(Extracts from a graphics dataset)

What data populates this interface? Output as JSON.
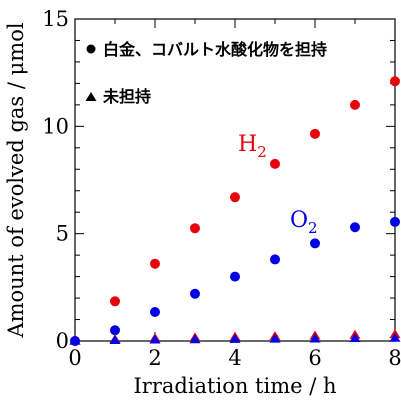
{
  "chart_data": {
    "type": "scatter",
    "xlabel": "Irradiation time / h",
    "ylabel": "Amount of evolved gas / μmol",
    "xlim": [
      0,
      8
    ],
    "ylim": [
      0,
      15
    ],
    "xticks": [
      "0",
      "2",
      "4",
      "6",
      "8"
    ],
    "yticks": [
      "0",
      "5",
      "10",
      "15"
    ],
    "grid": false,
    "legend": {
      "placement": "top-left",
      "entries": [
        {
          "marker": "circle",
          "label": "白金、コバルト水酸化物を担持"
        },
        {
          "marker": "triangle",
          "label": "未担持"
        }
      ]
    },
    "annotations": [
      {
        "text": "H",
        "sub": "2",
        "color": "#e8000b"
      },
      {
        "text": "O",
        "sub": "2",
        "color": "#0000e6"
      }
    ],
    "series": [
      {
        "marker": "circle",
        "color": "#e8000b",
        "x": [
          0,
          1,
          2,
          3,
          4,
          5,
          6,
          7,
          8
        ],
        "y": [
          0,
          1.85,
          3.6,
          5.25,
          6.7,
          8.25,
          9.65,
          11.0,
          12.1
        ]
      },
      {
        "marker": "circle",
        "color": "#0000e6",
        "x": [
          0,
          1,
          2,
          3,
          4,
          5,
          6,
          7,
          8
        ],
        "y": [
          0,
          0.5,
          1.35,
          2.2,
          3.0,
          3.8,
          4.55,
          5.3,
          5.55
        ]
      },
      {
        "marker": "triangle",
        "color": "#e8000b",
        "x": [
          0,
          1,
          2,
          3,
          4,
          5,
          6,
          7,
          8
        ],
        "y": [
          0,
          0.07,
          0.12,
          0.15,
          0.18,
          0.21,
          0.24,
          0.27,
          0.3
        ]
      },
      {
        "marker": "triangle",
        "color": "#0000e6",
        "x": [
          0,
          1,
          2,
          3,
          4,
          5,
          6,
          7,
          8
        ],
        "y": [
          0,
          0.03,
          0.05,
          0.06,
          0.08,
          0.09,
          0.1,
          0.12,
          0.13
        ]
      }
    ]
  }
}
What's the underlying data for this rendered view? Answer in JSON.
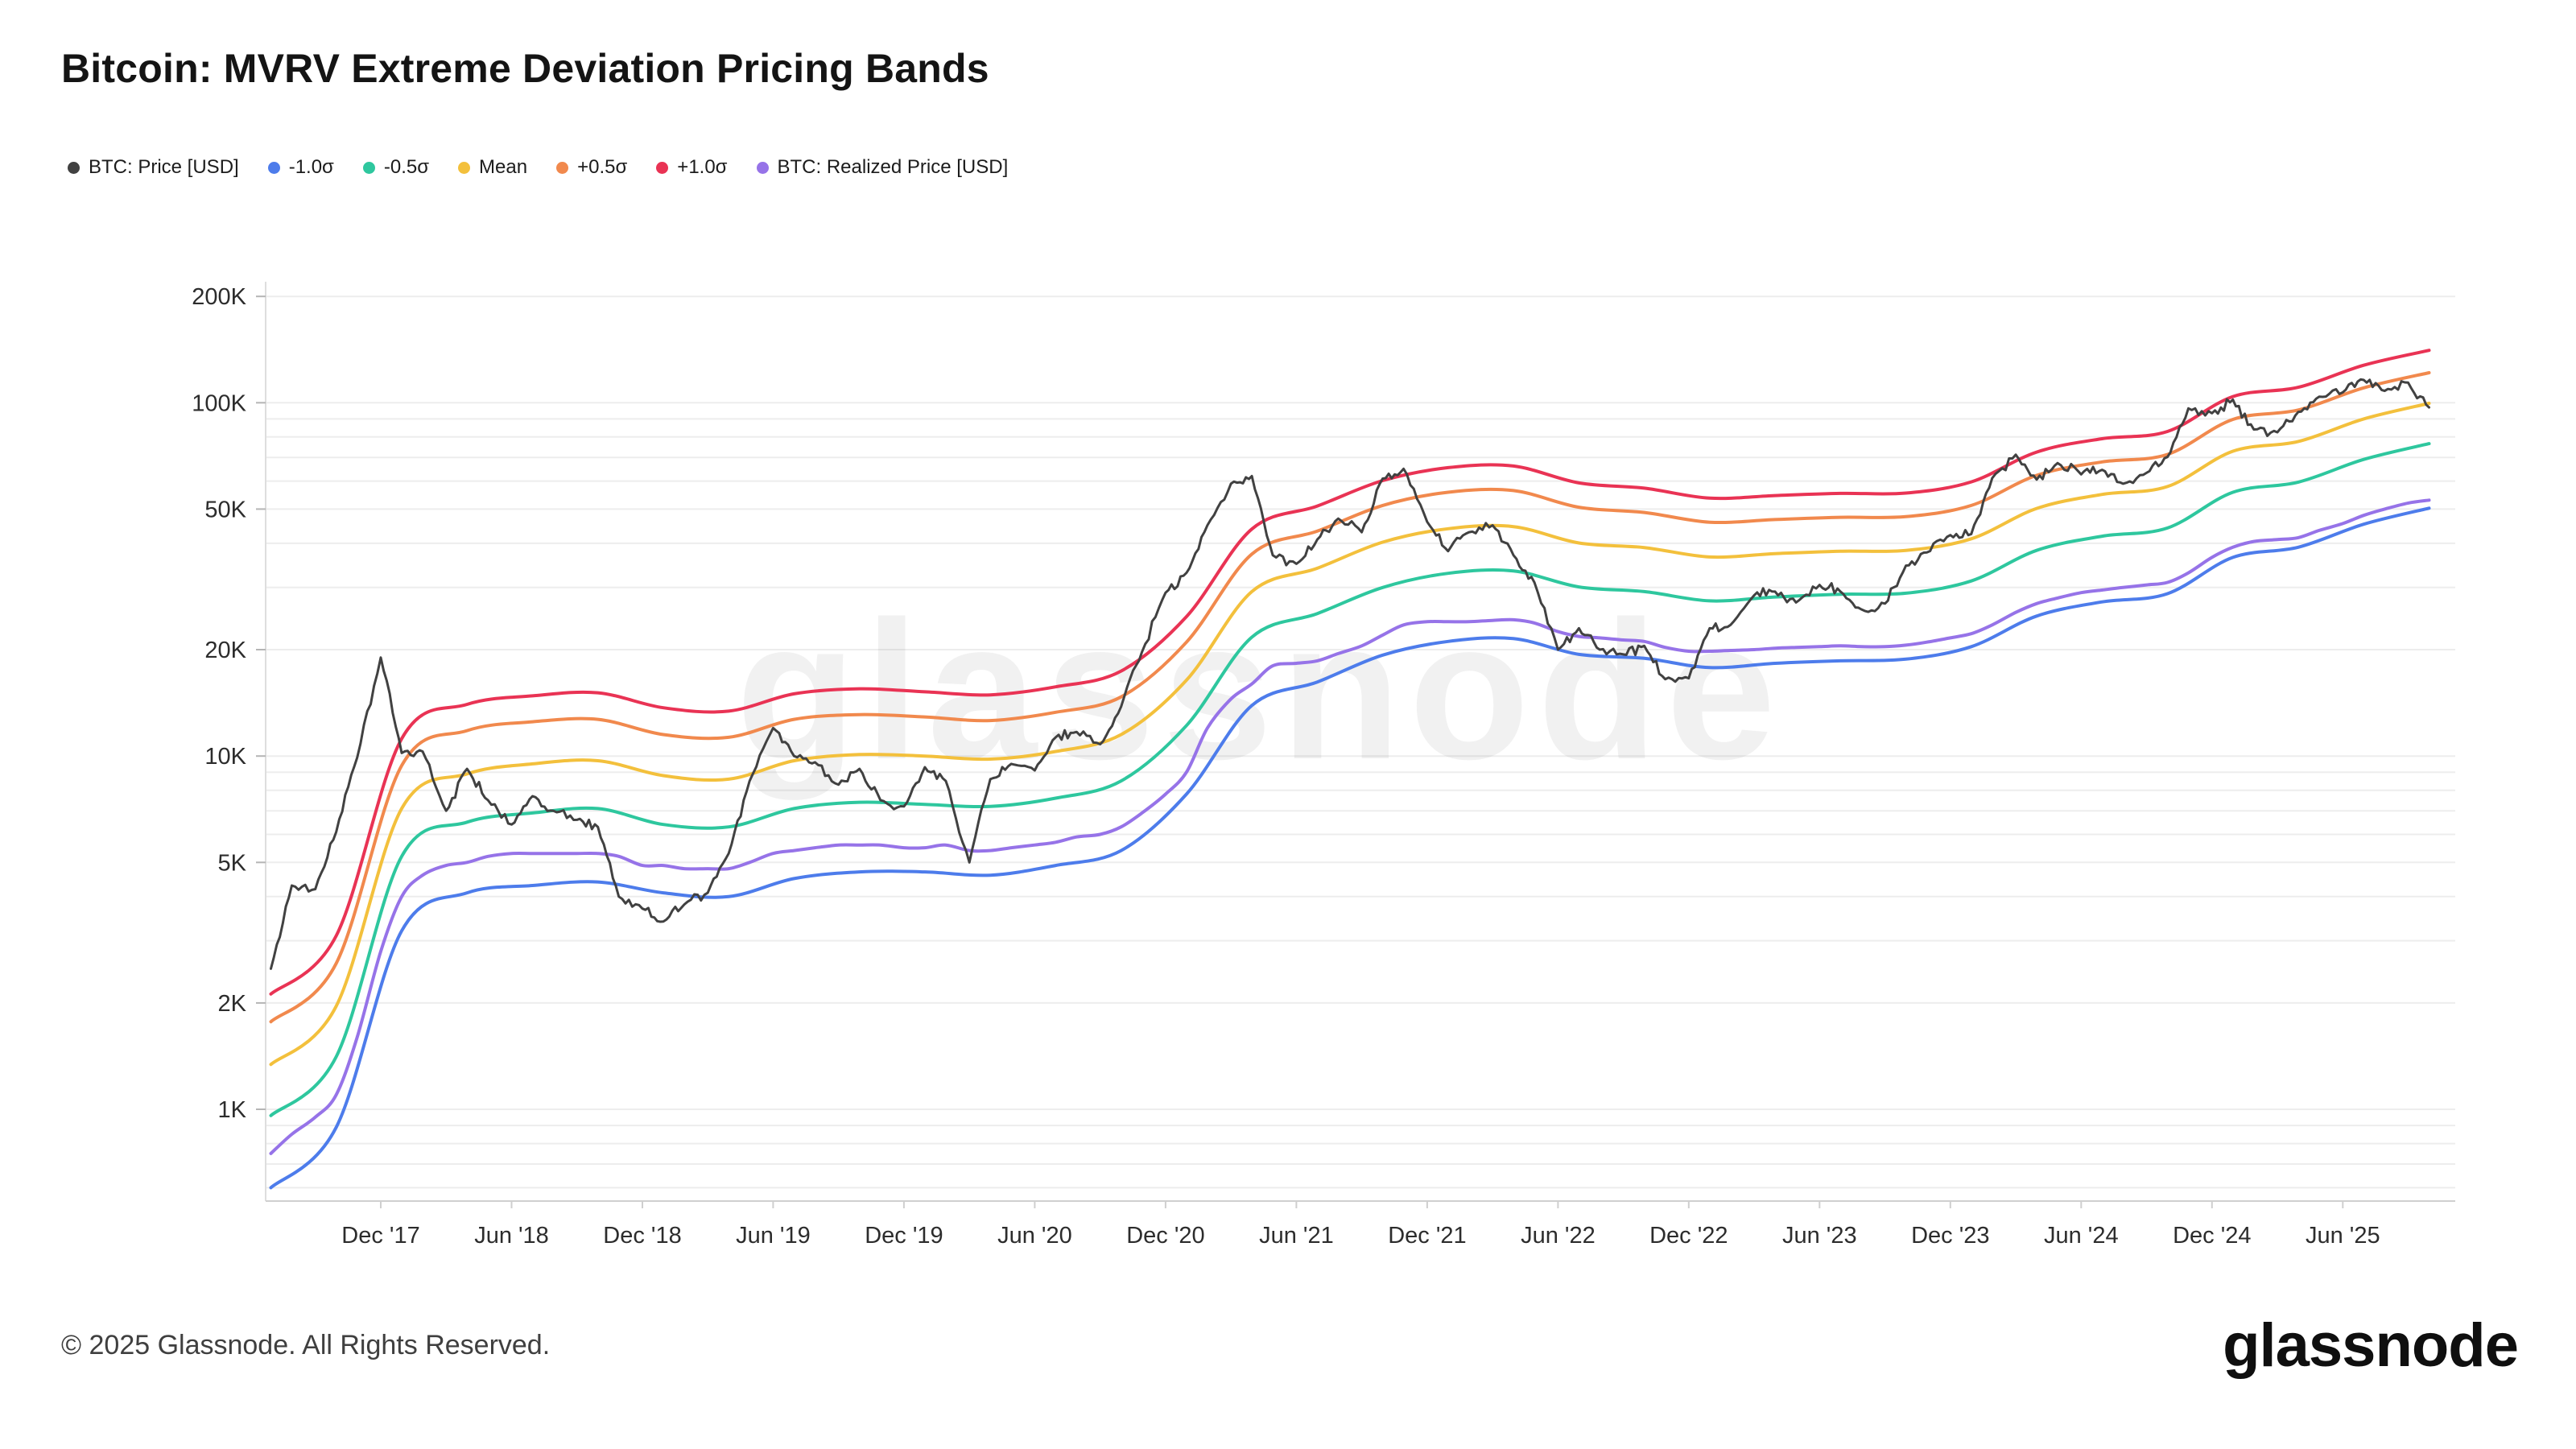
{
  "page": {
    "title": "Bitcoin: MVRV Extreme Deviation Pricing Bands",
    "watermark": "glassnode",
    "footer": {
      "copyright": "© 2025 Glassnode. All Rights Reserved.",
      "brand": "glassnode"
    }
  },
  "legend": {
    "position": "top-left",
    "items": [
      {
        "key": "btc-price",
        "label": "BTC: Price [USD]",
        "color": "#414141"
      },
      {
        "key": "minus-1-0-sigma",
        "label": "-1.0σ",
        "color": "#4d7ceb"
      },
      {
        "key": "minus-0-5-sigma",
        "label": "-0.5σ",
        "color": "#2ec79e"
      },
      {
        "key": "mean",
        "label": "Mean",
        "color": "#f3c03c"
      },
      {
        "key": "plus-0-5-sigma",
        "label": "+0.5σ",
        "color": "#f1894d"
      },
      {
        "key": "plus-1-0-sigma",
        "label": "+1.0σ",
        "color": "#e93354"
      },
      {
        "key": "btc-realized-price",
        "label": "BTC: Realized Price [USD]",
        "color": "#9673e8"
      }
    ]
  },
  "chart_data": {
    "type": "line",
    "title": "Bitcoin: MVRV Extreme Deviation Pricing Bands",
    "y_scale": "log",
    "y_unit": "USD (values in thousands)",
    "grid": "horizontal-only",
    "x_domain": [
      2017.48,
      2025.85
    ],
    "y_domain_k": [
      0.55,
      220
    ],
    "y_ticks": [
      {
        "label": "1K",
        "k": 1
      },
      {
        "label": "2K",
        "k": 2
      },
      {
        "label": "5K",
        "k": 5
      },
      {
        "label": "10K",
        "k": 10
      },
      {
        "label": "20K",
        "k": 20
      },
      {
        "label": "50K",
        "k": 50
      },
      {
        "label": "100K",
        "k": 100
      },
      {
        "label": "200K",
        "k": 200
      }
    ],
    "minor_gridlines_k": [
      0.6,
      0.7,
      0.8,
      0.9,
      1,
      2,
      3,
      4,
      5,
      6,
      7,
      8,
      9,
      10,
      20,
      30,
      40,
      50,
      60,
      70,
      80,
      90,
      100,
      200
    ],
    "x_ticks": [
      {
        "label": "Dec '17",
        "x": 2017.92
      },
      {
        "label": "Jun '18",
        "x": 2018.42
      },
      {
        "label": "Dec '18",
        "x": 2018.92
      },
      {
        "label": "Jun '19",
        "x": 2019.42
      },
      {
        "label": "Dec '19",
        "x": 2019.92
      },
      {
        "label": "Jun '20",
        "x": 2020.42
      },
      {
        "label": "Dec '20",
        "x": 2020.92
      },
      {
        "label": "Jun '21",
        "x": 2021.42
      },
      {
        "label": "Dec '21",
        "x": 2021.92
      },
      {
        "label": "Jun '22",
        "x": 2022.42
      },
      {
        "label": "Dec '22",
        "x": 2022.92
      },
      {
        "label": "Jun '23",
        "x": 2023.42
      },
      {
        "label": "Dec '23",
        "x": 2023.92
      },
      {
        "label": "Jun '24",
        "x": 2024.42
      },
      {
        "label": "Dec '24",
        "x": 2024.92
      },
      {
        "label": "Jun '25",
        "x": 2025.42
      }
    ],
    "x_monthly": [
      2017.5,
      2017.58,
      2017.67,
      2017.75,
      2017.83,
      2017.92,
      2018,
      2018.08,
      2018.17,
      2018.25,
      2018.33,
      2018.42,
      2018.5,
      2018.58,
      2018.67,
      2018.75,
      2018.83,
      2018.92,
      2019,
      2019.08,
      2019.17,
      2019.25,
      2019.33,
      2019.42,
      2019.5,
      2019.58,
      2019.67,
      2019.75,
      2019.83,
      2019.92,
      2020,
      2020.08,
      2020.17,
      2020.25,
      2020.33,
      2020.42,
      2020.5,
      2020.58,
      2020.67,
      2020.75,
      2020.83,
      2020.92,
      2021,
      2021.08,
      2021.17,
      2021.25,
      2021.33,
      2021.42,
      2021.5,
      2021.58,
      2021.67,
      2021.75,
      2021.83,
      2021.92,
      2022,
      2022.08,
      2022.17,
      2022.25,
      2022.33,
      2022.42,
      2022.5,
      2022.58,
      2022.67,
      2022.75,
      2022.83,
      2022.92,
      2023,
      2023.08,
      2023.17,
      2023.25,
      2023.33,
      2023.42,
      2023.5,
      2023.58,
      2023.67,
      2023.75,
      2023.83,
      2023.92,
      2024,
      2024.08,
      2024.17,
      2024.25,
      2024.33,
      2024.42,
      2024.5,
      2024.58,
      2024.67,
      2024.75,
      2024.83,
      2024.92,
      2025,
      2025.08,
      2025.17,
      2025.25,
      2025.33,
      2025.42,
      2025.5,
      2025.58,
      2025.67,
      2025.75
    ],
    "x_quarterly": [
      2017.5,
      2017.75,
      2018,
      2018.25,
      2018.5,
      2018.75,
      2019,
      2019.25,
      2019.5,
      2019.75,
      2020,
      2020.25,
      2020.5,
      2020.75,
      2021,
      2021.25,
      2021.5,
      2021.75,
      2022,
      2022.25,
      2022.5,
      2022.75,
      2023,
      2023.25,
      2023.5,
      2023.75,
      2024,
      2024.25,
      2024.5,
      2024.75,
      2025,
      2025.25,
      2025.5,
      2025.75
    ],
    "series": [
      {
        "key": "btc-price",
        "name": "BTC: Price [USD]",
        "color": "#414141",
        "width": 3,
        "x": "monthly",
        "jitter": 7,
        "y_k": [
          2.5,
          4.3,
          4.2,
          6.1,
          9.9,
          19,
          10.2,
          10.3,
          7,
          9.2,
          7.5,
          6.4,
          7.7,
          7,
          6.6,
          6.3,
          4,
          3.7,
          3.4,
          3.8,
          4.1,
          5.3,
          8.5,
          12,
          10,
          9.6,
          8.3,
          9.2,
          7.5,
          7.2,
          9.3,
          8.5,
          5,
          8.6,
          9.5,
          9.1,
          11.3,
          11.7,
          10.8,
          13.8,
          19.7,
          29,
          33,
          45,
          59,
          62,
          37,
          35,
          41,
          47,
          43,
          61,
          65,
          46,
          38,
          43,
          45,
          37,
          31,
          20,
          23,
          20,
          19.4,
          20.5,
          16.5,
          16.6,
          23,
          23.5,
          28.5,
          29.2,
          27.2,
          30.5,
          29.2,
          26,
          27,
          34.6,
          37.7,
          42.2,
          42.5,
          61.2,
          71.3,
          60.6,
          67.5,
          62.7,
          64.6,
          59,
          63.3,
          70.2,
          96.4,
          93.4,
          102,
          84,
          82.5,
          94.2,
          104,
          107,
          116,
          108,
          114,
          97
        ]
      },
      {
        "key": "minus-1-0-sigma",
        "name": "-1.0σ",
        "color": "#4d7ceb",
        "width": 4,
        "x": "quarterly",
        "y_k": [
          0.6,
          0.89,
          3.2,
          4.1,
          4.3,
          4.4,
          4.1,
          4,
          4.5,
          4.7,
          4.7,
          4.6,
          4.9,
          5.4,
          7.8,
          13.9,
          16.2,
          19.3,
          21.1,
          21.5,
          19.4,
          18.9,
          17.8,
          18.3,
          18.6,
          18.8,
          20.4,
          24.9,
          27.3,
          28.8,
          36.5,
          39,
          45.3,
          50.3
        ]
      },
      {
        "key": "minus-0-5-sigma",
        "name": "-0.5σ",
        "color": "#2ec79e",
        "width": 4,
        "x": "quarterly",
        "y_k": [
          0.96,
          1.41,
          5.2,
          6.5,
          6.9,
          7.1,
          6.4,
          6.3,
          7.1,
          7.4,
          7.3,
          7.2,
          7.6,
          8.5,
          12.2,
          21.7,
          25.3,
          30,
          32.9,
          33.4,
          30.1,
          29.2,
          27.5,
          28.2,
          28.7,
          28.9,
          31.3,
          38.2,
          41.9,
          44.2,
          55.8,
          59.6,
          69.1,
          76.6
        ]
      },
      {
        "key": "mean",
        "name": "Mean",
        "color": "#f3c03c",
        "width": 4,
        "x": "quarterly",
        "y_k": [
          1.34,
          1.96,
          7.1,
          8.9,
          9.5,
          9.7,
          8.8,
          8.6,
          9.7,
          10.1,
          10,
          9.8,
          10.3,
          11.5,
          16.4,
          29.2,
          34,
          40.3,
          44,
          44.6,
          40.1,
          38.9,
          36.6,
          37.4,
          38,
          38.2,
          41.2,
          50.2,
          55,
          57.9,
          72.9,
          77.7,
          90,
          99.6
        ]
      },
      {
        "key": "plus-0-5-sigma",
        "name": "+0.5σ",
        "color": "#f1894d",
        "width": 4,
        "x": "quarterly",
        "y_k": [
          1.77,
          2.59,
          9.4,
          11.8,
          12.5,
          12.7,
          11.5,
          11.3,
          12.7,
          13.1,
          12.9,
          12.6,
          13.3,
          14.7,
          21,
          37.3,
          43.3,
          51.2,
          55.8,
          56.4,
          50.6,
          48.9,
          45.9,
          46.7,
          47.4,
          47.6,
          51.2,
          62.3,
          68,
          71.4,
          89.7,
          95.4,
          110.2,
          121.6
        ]
      },
      {
        "key": "plus-1-0-sigma",
        "name": "+1.0σ",
        "color": "#e93354",
        "width": 4,
        "x": "quarterly",
        "y_k": [
          2.12,
          3.1,
          11.2,
          14,
          14.8,
          15.1,
          13.7,
          13.4,
          15,
          15.5,
          15.2,
          14.9,
          15.7,
          17.4,
          24.8,
          43.9,
          51,
          60.2,
          65.5,
          66.2,
          59.3,
          57.3,
          53.7,
          54.6,
          55.4,
          55.5,
          59.7,
          72.5,
          79.1,
          82.9,
          104.1,
          110.6,
          127.7,
          140.7
        ]
      },
      {
        "key": "btc-realized-price",
        "name": "BTC: Realized Price [USD]",
        "color": "#9673e8",
        "width": 4,
        "x": "monthly",
        "y_k": [
          0.75,
          0.85,
          0.95,
          1.1,
          1.6,
          2.8,
          4,
          4.6,
          4.9,
          5,
          5.2,
          5.3,
          5.3,
          5.3,
          5.3,
          5.3,
          5.2,
          4.9,
          4.9,
          4.8,
          4.8,
          4.8,
          5,
          5.3,
          5.4,
          5.5,
          5.6,
          5.6,
          5.6,
          5.5,
          5.5,
          5.6,
          5.4,
          5.4,
          5.5,
          5.6,
          5.7,
          5.9,
          6,
          6.3,
          6.9,
          7.8,
          9,
          12,
          14.5,
          16,
          18,
          18.3,
          18.6,
          19.5,
          20.5,
          22,
          23.5,
          24,
          24,
          24,
          24.2,
          24.3,
          23.8,
          22.5,
          21.8,
          21.6,
          21.3,
          21.1,
          20.3,
          19.8,
          19.8,
          19.9,
          20,
          20.2,
          20.3,
          20.4,
          20.5,
          20.4,
          20.4,
          20.6,
          21,
          21.6,
          22.2,
          23.5,
          25.5,
          27,
          28,
          29,
          29.5,
          30,
          30.5,
          31,
          33,
          36.5,
          39,
          40.5,
          41,
          41.5,
          43.5,
          45.5,
          48,
          50,
          52,
          53
        ]
      }
    ]
  }
}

:: What the exercise asks ::
Say how many lines in the records hold the string "left", and say nothing else.

:: Written reply ::
2